----- Exercise inputs -----
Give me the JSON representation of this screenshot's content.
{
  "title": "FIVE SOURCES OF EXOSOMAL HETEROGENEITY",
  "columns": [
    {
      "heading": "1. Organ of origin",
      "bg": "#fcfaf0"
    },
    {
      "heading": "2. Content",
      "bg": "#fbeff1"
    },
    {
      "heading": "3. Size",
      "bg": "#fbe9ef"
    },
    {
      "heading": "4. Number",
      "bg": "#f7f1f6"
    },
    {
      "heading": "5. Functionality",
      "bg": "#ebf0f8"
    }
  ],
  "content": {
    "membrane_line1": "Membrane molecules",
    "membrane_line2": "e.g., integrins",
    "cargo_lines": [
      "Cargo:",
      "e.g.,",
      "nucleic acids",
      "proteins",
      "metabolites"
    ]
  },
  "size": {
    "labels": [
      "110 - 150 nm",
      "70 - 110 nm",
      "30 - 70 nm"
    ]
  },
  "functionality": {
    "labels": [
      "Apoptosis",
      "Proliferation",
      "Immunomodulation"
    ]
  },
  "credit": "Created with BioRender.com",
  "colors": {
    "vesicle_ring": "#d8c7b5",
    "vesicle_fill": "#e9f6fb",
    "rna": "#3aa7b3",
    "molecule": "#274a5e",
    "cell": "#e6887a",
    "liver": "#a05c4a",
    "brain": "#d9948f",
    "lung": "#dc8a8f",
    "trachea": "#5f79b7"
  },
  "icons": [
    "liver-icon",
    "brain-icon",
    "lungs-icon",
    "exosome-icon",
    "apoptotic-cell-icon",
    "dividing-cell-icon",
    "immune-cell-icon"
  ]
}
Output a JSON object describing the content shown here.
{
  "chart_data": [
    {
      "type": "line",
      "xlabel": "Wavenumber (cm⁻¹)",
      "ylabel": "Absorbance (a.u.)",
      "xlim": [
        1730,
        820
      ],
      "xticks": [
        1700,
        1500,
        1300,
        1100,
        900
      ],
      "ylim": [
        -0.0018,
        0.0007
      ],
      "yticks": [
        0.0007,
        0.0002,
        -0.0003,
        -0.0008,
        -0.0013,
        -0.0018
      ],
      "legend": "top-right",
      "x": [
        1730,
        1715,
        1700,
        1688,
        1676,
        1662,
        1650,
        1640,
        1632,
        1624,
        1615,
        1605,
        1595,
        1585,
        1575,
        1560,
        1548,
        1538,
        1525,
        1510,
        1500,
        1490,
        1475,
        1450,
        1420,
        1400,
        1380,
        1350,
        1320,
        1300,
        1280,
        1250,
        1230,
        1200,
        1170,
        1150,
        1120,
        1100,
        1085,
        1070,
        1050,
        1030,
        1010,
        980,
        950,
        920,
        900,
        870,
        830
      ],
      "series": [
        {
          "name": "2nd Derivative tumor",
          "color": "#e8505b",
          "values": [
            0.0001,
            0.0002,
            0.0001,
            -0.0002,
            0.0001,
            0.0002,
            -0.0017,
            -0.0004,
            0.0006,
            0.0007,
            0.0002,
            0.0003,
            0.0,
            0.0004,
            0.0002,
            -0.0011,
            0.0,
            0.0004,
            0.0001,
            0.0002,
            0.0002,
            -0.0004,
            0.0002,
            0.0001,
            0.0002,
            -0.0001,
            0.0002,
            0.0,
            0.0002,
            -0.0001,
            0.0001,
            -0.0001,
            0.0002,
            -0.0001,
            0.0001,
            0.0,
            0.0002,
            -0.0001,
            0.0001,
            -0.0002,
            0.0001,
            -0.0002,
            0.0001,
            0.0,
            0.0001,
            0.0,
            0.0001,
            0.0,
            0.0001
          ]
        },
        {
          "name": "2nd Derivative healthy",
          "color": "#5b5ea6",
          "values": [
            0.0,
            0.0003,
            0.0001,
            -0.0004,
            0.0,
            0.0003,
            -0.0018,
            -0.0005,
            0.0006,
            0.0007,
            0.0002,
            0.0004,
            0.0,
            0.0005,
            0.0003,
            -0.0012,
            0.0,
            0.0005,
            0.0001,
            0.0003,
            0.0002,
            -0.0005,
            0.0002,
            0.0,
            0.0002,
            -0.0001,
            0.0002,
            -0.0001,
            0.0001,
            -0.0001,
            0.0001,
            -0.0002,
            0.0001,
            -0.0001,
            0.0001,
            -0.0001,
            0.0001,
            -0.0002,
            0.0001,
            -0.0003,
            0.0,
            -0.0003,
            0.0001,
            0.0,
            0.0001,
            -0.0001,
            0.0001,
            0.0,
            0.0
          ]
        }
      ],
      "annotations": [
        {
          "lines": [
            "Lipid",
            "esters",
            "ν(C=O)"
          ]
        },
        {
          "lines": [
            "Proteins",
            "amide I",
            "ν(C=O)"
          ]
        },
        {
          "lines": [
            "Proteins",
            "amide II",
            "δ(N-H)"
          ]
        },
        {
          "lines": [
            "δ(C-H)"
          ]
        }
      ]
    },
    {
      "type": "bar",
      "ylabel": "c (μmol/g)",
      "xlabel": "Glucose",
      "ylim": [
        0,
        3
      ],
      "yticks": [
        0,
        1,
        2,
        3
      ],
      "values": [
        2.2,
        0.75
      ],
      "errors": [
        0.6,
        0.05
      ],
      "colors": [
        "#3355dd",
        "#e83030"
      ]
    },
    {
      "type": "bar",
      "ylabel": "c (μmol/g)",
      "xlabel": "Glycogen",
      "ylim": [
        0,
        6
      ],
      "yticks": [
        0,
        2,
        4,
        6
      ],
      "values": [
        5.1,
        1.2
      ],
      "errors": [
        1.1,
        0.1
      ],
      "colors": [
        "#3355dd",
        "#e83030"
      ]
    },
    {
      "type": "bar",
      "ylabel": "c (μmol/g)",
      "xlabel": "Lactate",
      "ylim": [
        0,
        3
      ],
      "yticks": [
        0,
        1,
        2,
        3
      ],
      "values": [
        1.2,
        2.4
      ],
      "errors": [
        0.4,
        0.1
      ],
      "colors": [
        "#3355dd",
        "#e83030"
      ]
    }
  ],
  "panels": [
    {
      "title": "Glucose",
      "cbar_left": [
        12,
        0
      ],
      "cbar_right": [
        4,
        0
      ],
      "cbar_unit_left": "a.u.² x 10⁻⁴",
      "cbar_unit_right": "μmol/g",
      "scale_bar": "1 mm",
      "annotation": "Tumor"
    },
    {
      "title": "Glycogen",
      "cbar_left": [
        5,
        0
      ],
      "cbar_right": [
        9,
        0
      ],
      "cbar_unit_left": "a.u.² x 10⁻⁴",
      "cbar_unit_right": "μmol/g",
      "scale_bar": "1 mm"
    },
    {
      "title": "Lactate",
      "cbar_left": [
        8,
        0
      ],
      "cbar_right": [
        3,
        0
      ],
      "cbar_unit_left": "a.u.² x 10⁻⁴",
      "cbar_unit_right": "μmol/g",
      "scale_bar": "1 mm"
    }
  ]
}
-----
- _About this exercise_
Among the records above, find each line holding the string "name" and pull it out.

- _Result for this exercise_
          "name": "2nd Derivative tumor",
          "name": "2nd Derivative healthy",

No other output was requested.